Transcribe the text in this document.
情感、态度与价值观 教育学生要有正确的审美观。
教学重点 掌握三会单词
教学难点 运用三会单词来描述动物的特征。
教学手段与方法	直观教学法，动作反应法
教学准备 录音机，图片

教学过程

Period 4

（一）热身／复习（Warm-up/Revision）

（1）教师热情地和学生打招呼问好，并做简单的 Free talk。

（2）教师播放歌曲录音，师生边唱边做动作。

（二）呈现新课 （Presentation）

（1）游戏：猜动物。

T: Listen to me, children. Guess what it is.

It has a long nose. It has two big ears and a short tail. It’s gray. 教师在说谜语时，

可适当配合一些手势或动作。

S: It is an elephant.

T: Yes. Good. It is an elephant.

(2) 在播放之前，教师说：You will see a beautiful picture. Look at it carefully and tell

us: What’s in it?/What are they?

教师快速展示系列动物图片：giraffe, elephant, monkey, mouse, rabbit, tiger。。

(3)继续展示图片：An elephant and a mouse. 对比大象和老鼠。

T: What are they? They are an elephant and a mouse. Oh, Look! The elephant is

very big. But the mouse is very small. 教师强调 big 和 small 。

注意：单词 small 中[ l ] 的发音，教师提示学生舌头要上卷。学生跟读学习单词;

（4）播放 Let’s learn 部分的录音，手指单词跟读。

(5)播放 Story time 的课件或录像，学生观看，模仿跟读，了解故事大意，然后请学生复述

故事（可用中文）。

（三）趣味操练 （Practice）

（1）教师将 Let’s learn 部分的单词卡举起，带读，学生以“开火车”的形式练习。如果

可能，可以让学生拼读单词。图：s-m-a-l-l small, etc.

:::

Task requirements: Reproduce each entry above exactly, keeping every word.

Full response:
Transcribe the text in this document.
情感、态度与价值观 教育学生要有正确的审美观。
教学重点 掌握三会单词
教学难点 运用三会单词来描述动物的特征。
教学手段与方法	直观教学法，动作反应法
教学准备 录音机，图片

教学过程

Period 4

（一）热身／复习（Warm-up/Revision）

（1）教师热情地和学生打招呼问好，并做简单的 Free talk。

（2）教师播放歌曲录音，师生边唱边做动作。

（二）呈现新课 （Presentation）

（1）游戏：猜动物。

T: Listen to me, children. Guess what it is.

It has a long nose. It has two big ears and a short tail. It’s gray. 教师在说谜语时，

可适当配合一些手势或动作。

S: It is an elephant.

T: Yes. Good. It is an elephant.

(2) 在播放之前，教师说：You will see a beautiful picture. Look at it carefully and tell

us: What’s in it?/What are they?

教师快速展示系列动物图片：giraffe, elephant, monkey, mouse, rabbit, tiger。。

(3)继续展示图片：An elephant and a mouse. 对比大象和老鼠。

T: What are they? They are an elephant and a mouse. Oh, Look! The elephant is

very big. But the mouse is very small. 教师强调 big 和 small 。

注意：单词 small 中[ l ] 的发音，教师提示学生舌头要上卷。学生跟读学习单词;

（4）播放 Let’s learn 部分的录音，手指单词跟读。

(5)播放 Story time 的课件或录像，学生观看，模仿跟读，了解故事大意，然后请学生复述

故事（可用中文）。

（三）趣味操练 （Practice）

（1）教师将 Let’s learn 部分的单词卡举起，带读，学生以“开火车”的形式练习。如果

可能，可以让学生拼读单词。图：s-m-a-l-l small, etc.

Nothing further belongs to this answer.